─── Dataset extract

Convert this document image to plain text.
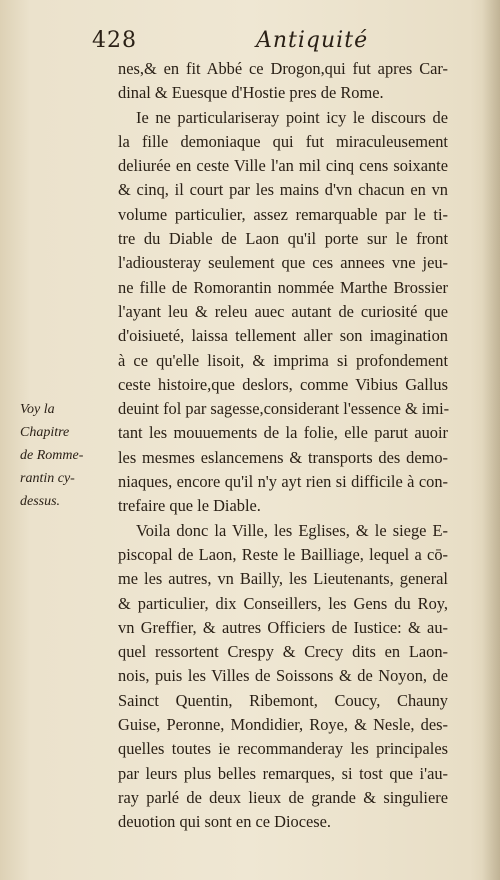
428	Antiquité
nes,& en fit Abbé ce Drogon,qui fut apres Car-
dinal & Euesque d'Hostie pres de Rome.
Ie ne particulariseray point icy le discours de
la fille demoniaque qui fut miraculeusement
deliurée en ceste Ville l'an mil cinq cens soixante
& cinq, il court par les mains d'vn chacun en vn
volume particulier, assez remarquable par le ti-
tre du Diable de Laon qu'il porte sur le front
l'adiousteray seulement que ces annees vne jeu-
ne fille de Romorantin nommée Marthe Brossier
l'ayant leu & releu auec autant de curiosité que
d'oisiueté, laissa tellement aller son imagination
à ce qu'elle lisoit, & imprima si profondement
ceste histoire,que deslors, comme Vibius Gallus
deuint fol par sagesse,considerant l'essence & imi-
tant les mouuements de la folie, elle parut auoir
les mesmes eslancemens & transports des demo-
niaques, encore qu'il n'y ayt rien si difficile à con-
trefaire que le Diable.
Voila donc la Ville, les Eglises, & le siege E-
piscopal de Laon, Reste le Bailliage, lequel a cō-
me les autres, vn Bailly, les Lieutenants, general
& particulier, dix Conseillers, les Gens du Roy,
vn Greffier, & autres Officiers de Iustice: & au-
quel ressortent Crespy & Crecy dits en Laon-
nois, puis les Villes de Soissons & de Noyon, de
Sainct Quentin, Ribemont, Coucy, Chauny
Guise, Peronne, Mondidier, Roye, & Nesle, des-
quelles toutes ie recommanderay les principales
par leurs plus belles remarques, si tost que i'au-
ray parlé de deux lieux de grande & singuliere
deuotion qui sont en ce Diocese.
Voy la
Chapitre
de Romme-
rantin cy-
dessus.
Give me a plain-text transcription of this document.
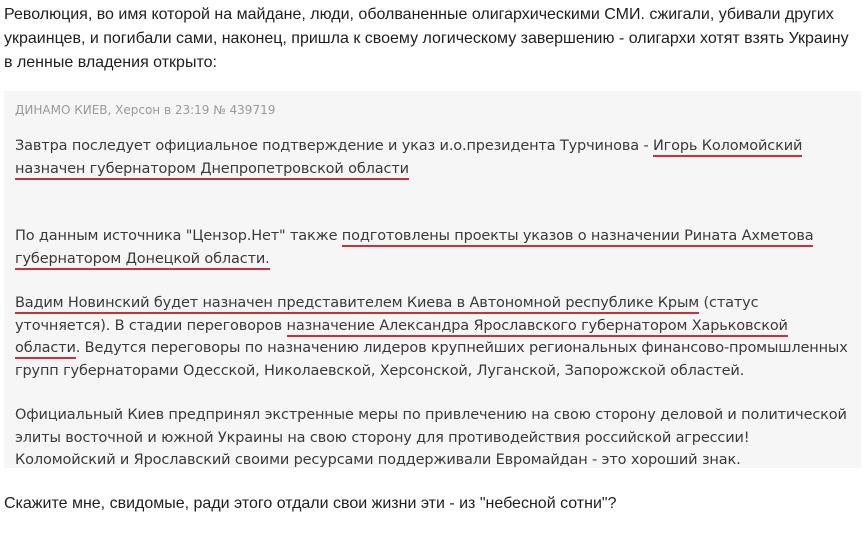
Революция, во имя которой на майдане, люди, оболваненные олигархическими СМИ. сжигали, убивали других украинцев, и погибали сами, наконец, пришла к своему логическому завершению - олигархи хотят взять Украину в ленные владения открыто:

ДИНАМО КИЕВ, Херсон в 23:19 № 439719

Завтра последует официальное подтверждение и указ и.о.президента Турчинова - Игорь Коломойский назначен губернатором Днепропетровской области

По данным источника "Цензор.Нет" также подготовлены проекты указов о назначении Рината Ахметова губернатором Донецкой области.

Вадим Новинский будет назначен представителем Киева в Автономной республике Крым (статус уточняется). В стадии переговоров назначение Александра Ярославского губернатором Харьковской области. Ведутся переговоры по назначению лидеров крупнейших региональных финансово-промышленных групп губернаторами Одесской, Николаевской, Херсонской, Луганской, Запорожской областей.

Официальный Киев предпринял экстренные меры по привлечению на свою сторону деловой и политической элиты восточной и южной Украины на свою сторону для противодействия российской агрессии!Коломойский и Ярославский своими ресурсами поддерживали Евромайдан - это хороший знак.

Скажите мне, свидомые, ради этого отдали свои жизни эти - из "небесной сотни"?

──────

▶ **Prompt**
Find the word "губернатором" in the entries, and copy every line it shows up in.

▶ **Complete output**
Завтра последует официальное подтверждение и указ и.о.президента Турчинова - Игорь Коломойский назначен губернатором Днепропетровской области
По данным источника "Цензор.Нет" также подготовлены проекты указов о назначении Рината Ахметова губернатором Донецкой области.
Вадим Новинский будет назначен представителем Киева в Автономной республике Крым (статус уточняется). В стадии переговоров назначение Александра Ярославского губернатором Харьковской области. Ведутся переговоры по назначению лидеров крупнейших региональных финансово-промышленных групп губернаторами Одесской, Николаевской, Херсонской, Луганской, Запорожской областей.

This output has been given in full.